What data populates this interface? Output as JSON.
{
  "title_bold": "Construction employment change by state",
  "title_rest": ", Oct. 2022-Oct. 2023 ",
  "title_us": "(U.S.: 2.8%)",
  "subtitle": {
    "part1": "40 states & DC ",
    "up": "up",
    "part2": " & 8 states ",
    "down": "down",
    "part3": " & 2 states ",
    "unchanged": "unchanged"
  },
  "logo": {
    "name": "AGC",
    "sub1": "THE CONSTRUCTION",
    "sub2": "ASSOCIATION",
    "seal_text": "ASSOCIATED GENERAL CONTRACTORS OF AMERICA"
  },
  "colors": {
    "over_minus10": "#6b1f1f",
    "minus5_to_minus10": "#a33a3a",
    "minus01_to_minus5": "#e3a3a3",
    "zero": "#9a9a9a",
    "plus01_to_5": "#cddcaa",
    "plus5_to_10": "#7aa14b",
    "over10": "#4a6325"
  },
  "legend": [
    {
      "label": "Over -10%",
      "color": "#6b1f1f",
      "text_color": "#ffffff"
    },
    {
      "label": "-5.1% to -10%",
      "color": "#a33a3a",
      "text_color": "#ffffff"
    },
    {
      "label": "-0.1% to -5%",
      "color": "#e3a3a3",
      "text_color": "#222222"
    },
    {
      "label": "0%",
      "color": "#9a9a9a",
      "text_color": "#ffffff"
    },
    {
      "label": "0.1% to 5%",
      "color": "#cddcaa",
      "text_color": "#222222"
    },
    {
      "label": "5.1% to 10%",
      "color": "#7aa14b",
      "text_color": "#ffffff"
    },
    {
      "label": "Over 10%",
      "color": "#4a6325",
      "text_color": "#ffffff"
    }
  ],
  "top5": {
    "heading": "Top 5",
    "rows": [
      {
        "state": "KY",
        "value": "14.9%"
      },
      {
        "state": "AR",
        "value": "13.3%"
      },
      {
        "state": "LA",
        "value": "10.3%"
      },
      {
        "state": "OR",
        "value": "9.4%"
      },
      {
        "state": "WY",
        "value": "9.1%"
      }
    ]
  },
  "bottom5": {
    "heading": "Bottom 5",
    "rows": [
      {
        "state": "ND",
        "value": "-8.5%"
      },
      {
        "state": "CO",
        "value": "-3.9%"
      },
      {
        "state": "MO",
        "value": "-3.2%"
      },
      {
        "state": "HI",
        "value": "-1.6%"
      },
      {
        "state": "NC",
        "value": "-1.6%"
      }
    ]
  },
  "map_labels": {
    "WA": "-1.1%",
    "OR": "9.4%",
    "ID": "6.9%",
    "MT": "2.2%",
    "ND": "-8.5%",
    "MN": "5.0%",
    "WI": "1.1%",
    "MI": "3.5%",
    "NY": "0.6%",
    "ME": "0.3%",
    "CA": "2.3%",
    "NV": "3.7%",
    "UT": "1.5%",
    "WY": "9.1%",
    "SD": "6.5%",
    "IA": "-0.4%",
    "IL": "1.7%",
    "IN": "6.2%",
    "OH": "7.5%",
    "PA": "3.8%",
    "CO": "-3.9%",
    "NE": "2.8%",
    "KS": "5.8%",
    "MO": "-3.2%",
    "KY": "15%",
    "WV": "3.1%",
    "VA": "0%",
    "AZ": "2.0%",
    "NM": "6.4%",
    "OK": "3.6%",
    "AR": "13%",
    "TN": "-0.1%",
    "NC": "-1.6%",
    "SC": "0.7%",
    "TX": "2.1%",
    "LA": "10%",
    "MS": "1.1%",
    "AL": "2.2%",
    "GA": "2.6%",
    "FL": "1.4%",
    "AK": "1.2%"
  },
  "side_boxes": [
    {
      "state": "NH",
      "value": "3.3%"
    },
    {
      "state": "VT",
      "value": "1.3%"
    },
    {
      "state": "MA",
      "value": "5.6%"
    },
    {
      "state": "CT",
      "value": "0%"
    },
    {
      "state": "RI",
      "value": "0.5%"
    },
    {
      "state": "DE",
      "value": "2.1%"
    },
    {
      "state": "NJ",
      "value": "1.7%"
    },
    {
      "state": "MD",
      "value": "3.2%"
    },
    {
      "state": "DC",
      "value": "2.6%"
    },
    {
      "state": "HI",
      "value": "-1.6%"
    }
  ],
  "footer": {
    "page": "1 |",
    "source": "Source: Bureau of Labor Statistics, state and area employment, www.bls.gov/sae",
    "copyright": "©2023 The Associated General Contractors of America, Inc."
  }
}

---+---

• AIM
The records above should be duplicated in full, exactly as given.

• SOLUTION
What data populates this interface? Output as JSON.
{
  "title_bold": "Construction employment change by state",
  "title_rest": ", Oct. 2022-Oct. 2023 ",
  "title_us": "(U.S.: 2.8%)",
  "subtitle": {
    "part1": "40 states & DC ",
    "up": "up",
    "part2": " & 8 states ",
    "down": "down",
    "part3": " & 2 states ",
    "unchanged": "unchanged"
  },
  "logo": {
    "name": "AGC",
    "sub1": "THE CONSTRUCTION",
    "sub2": "ASSOCIATION",
    "seal_text": "ASSOCIATED GENERAL CONTRACTORS OF AMERICA"
  },
  "colors": {
    "over_minus10": "#6b1f1f",
    "minus5_to_minus10": "#a33a3a",
    "minus01_to_minus5": "#e3a3a3",
    "zero": "#9a9a9a",
    "plus01_to_5": "#cddcaa",
    "plus5_to_10": "#7aa14b",
    "over10": "#4a6325"
  },
  "legend": [
    {
      "label": "Over -10%",
      "color": "#6b1f1f",
      "text_color": "#ffffff"
    },
    {
      "label": "-5.1% to -10%",
      "color": "#a33a3a",
      "text_color": "#ffffff"
    },
    {
      "label": "-0.1% to -5%",
      "color": "#e3a3a3",
      "text_color": "#222222"
    },
    {
      "label": "0%",
      "color": "#9a9a9a",
      "text_color": "#ffffff"
    },
    {
      "label": "0.1% to 5%",
      "color": "#cddcaa",
      "text_color": "#222222"
    },
    {
      "label": "5.1% to 10%",
      "color": "#7aa14b",
      "text_color": "#ffffff"
    },
    {
      "label": "Over 10%",
      "color": "#4a6325",
      "text_color": "#ffffff"
    }
  ],
  "top5": {
    "heading": "Top 5",
    "rows": [
      {
        "state": "KY",
        "value": "14.9%"
      },
      {
        "state": "AR",
        "value": "13.3%"
      },
      {
        "state": "LA",
        "value": "10.3%"
      },
      {
        "state": "OR",
        "value": "9.4%"
      },
      {
        "state": "WY",
        "value": "9.1%"
      }
    ]
  },
  "bottom5": {
    "heading": "Bottom 5",
    "rows": [
      {
        "state": "ND",
        "value": "-8.5%"
      },
      {
        "state": "CO",
        "value": "-3.9%"
      },
      {
        "state": "MO",
        "value": "-3.2%"
      },
      {
        "state": "HI",
        "value": "-1.6%"
      },
      {
        "state": "NC",
        "value": "-1.6%"
      }
    ]
  },
  "map_labels": {
    "WA": "-1.1%",
    "OR": "9.4%",
    "ID": "6.9%",
    "MT": "2.2%",
    "ND": "-8.5%",
    "MN": "5.0%",
    "WI": "1.1%",
    "MI": "3.5%",
    "NY": "0.6%",
    "ME": "0.3%",
    "CA": "2.3%",
    "NV": "3.7%",
    "UT": "1.5%",
    "WY": "9.1%",
    "SD": "6.5%",
    "IA": "-0.4%",
    "IL": "1.7%",
    "IN": "6.2%",
    "OH": "7.5%",
    "PA": "3.8%",
    "CO": "-3.9%",
    "NE": "2.8%",
    "KS": "5.8%",
    "MO": "-3.2%",
    "KY": "15%",
    "WV": "3.1%",
    "VA": "0%",
    "AZ": "2.0%",
    "NM": "6.4%",
    "OK": "3.6%",
    "AR": "13%",
    "TN": "-0.1%",
    "NC": "-1.6%",
    "SC": "0.7%",
    "TX": "2.1%",
    "LA": "10%",
    "MS": "1.1%",
    "AL": "2.2%",
    "GA": "2.6%",
    "FL": "1.4%",
    "AK": "1.2%"
  },
  "side_boxes": [
    {
      "state": "NH",
      "value": "3.3%"
    },
    {
      "state": "VT",
      "value": "1.3%"
    },
    {
      "state": "MA",
      "value": "5.6%"
    },
    {
      "state": "CT",
      "value": "0%"
    },
    {
      "state": "RI",
      "value": "0.5%"
    },
    {
      "state": "DE",
      "value": "2.1%"
    },
    {
      "state": "NJ",
      "value": "1.7%"
    },
    {
      "state": "MD",
      "value": "3.2%"
    },
    {
      "state": "DC",
      "value": "2.6%"
    },
    {
      "state": "HI",
      "value": "-1.6%"
    }
  ],
  "footer": {
    "page": "1 |",
    "source": "Source: Bureau of Labor Statistics, state and area employment, www.bls.gov/sae",
    "copyright": "©2023 The Associated General Contractors of America, Inc."
  }
}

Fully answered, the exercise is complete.